EXERCISE: Copy each line of the records that holds the string "different".

DATA ENTRIES:
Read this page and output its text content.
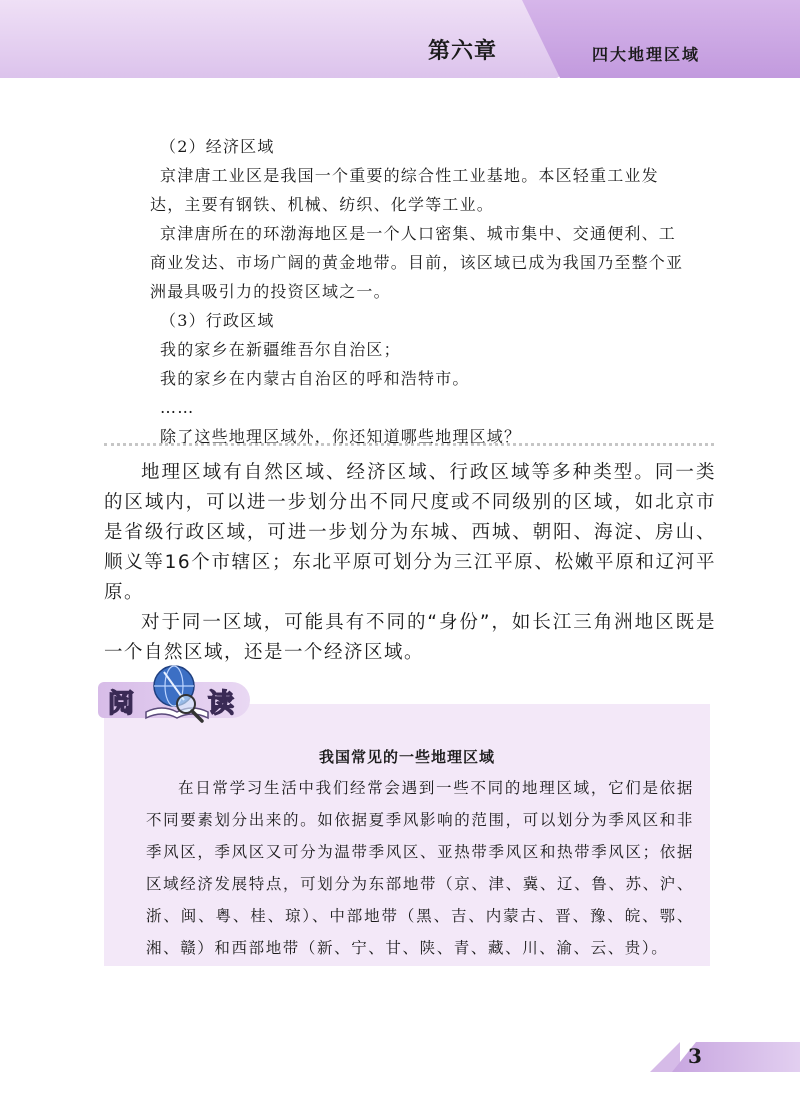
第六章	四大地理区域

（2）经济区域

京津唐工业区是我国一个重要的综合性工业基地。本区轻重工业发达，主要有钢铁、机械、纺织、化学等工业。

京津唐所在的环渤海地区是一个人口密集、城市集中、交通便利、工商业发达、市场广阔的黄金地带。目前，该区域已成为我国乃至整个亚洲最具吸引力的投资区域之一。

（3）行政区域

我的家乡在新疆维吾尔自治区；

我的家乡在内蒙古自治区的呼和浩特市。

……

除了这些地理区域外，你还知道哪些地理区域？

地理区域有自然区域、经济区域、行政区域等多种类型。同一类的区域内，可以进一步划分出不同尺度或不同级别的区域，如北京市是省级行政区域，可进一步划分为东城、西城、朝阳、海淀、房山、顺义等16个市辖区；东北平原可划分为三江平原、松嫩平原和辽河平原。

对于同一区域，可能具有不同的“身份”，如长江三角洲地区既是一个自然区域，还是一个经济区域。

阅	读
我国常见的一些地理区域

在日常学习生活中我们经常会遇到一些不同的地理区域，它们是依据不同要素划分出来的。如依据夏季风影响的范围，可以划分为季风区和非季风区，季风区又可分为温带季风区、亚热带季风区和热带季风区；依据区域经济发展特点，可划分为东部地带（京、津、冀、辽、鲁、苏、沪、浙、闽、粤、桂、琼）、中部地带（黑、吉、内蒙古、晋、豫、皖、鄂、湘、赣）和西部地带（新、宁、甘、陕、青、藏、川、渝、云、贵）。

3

--

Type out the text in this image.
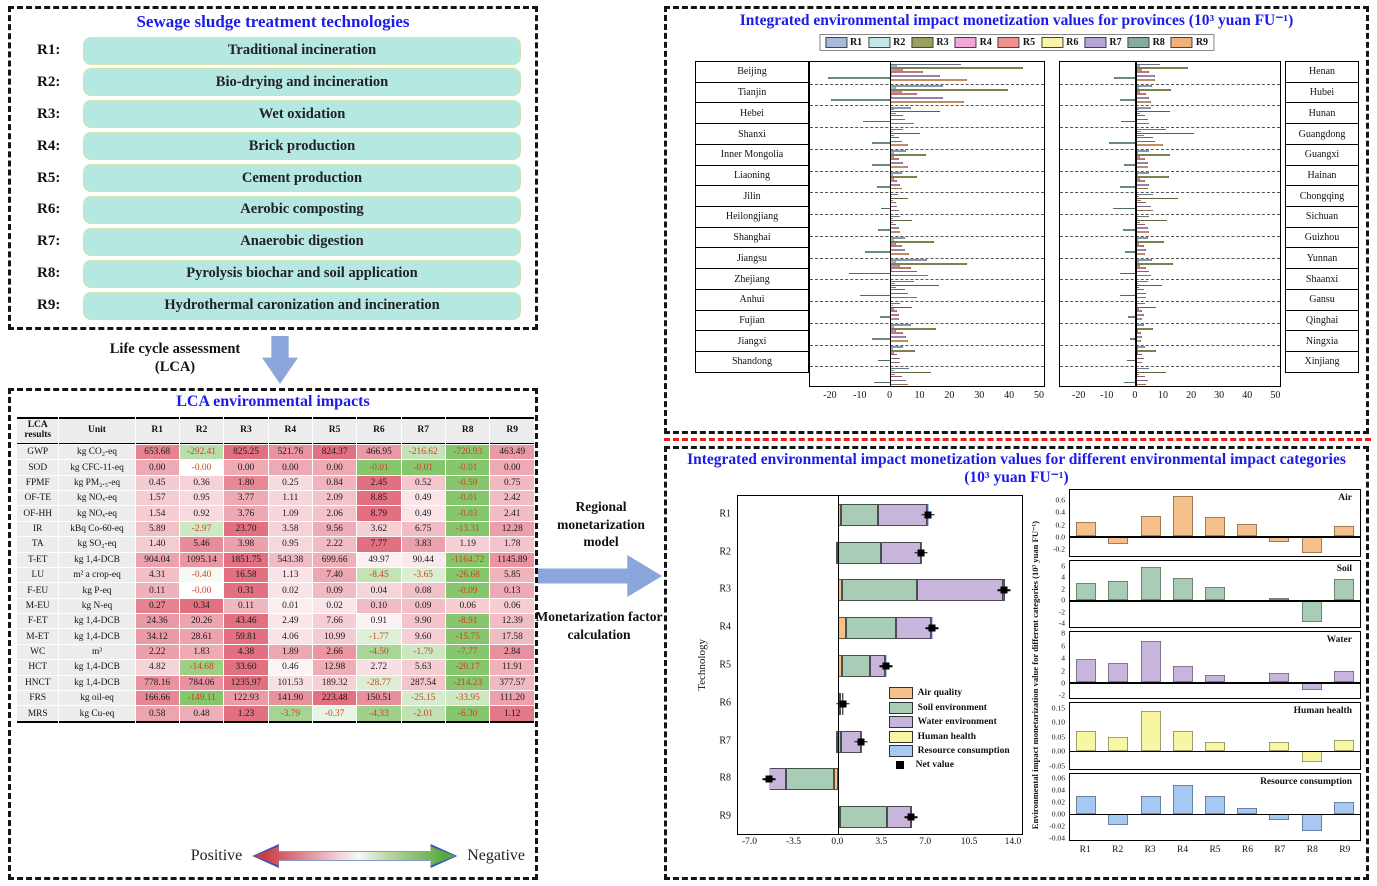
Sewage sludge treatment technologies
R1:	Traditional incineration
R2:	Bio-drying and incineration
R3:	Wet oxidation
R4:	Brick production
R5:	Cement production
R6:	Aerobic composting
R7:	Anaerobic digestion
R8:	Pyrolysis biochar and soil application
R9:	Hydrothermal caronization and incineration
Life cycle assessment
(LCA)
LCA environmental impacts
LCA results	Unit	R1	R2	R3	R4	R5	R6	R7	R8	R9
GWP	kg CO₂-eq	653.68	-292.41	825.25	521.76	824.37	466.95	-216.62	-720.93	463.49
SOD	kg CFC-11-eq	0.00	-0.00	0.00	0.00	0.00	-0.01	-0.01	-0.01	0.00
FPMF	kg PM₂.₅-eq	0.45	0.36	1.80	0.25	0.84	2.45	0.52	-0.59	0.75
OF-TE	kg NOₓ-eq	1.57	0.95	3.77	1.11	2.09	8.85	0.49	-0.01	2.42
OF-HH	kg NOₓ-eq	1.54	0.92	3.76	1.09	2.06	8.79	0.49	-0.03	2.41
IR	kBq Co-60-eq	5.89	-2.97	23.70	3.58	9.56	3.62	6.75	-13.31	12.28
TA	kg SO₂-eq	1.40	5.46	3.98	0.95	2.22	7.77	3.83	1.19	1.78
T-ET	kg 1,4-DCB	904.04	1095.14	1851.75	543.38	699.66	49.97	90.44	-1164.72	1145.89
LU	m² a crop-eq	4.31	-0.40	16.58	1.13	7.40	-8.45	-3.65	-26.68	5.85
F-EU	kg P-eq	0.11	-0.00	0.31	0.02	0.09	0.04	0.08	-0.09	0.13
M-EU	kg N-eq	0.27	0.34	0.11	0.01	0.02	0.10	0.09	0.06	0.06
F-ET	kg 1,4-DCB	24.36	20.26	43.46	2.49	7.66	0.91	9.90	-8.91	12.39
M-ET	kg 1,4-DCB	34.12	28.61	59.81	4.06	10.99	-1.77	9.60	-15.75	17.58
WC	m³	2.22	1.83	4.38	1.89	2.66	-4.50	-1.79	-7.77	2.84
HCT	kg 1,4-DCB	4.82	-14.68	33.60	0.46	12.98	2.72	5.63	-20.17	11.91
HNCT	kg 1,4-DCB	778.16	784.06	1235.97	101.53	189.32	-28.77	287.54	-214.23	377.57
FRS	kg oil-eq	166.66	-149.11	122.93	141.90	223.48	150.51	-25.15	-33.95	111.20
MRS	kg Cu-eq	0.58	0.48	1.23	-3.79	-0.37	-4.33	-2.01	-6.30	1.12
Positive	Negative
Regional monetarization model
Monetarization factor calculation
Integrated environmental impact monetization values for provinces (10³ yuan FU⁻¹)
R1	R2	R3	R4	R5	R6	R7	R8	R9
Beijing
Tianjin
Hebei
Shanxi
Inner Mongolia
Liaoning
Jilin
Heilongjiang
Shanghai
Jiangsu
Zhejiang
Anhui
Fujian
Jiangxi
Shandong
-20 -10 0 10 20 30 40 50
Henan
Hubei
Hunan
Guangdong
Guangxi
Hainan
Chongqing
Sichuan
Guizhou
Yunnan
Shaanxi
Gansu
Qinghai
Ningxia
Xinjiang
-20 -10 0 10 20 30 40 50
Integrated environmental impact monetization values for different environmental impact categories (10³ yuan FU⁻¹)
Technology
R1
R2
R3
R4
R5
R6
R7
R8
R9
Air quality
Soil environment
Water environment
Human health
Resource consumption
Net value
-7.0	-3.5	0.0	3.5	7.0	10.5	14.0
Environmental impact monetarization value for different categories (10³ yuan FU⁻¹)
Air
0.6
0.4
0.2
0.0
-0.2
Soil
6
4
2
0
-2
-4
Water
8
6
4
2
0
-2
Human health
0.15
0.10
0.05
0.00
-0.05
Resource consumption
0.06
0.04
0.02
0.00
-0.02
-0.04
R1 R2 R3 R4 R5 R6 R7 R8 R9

THE ANSWER:
Integrated environmental impact monetization values for different environmental impact categories (10³ yuan FU⁻¹)
Environmental impact monetarization value for different categories (10³ yuan FU⁻¹)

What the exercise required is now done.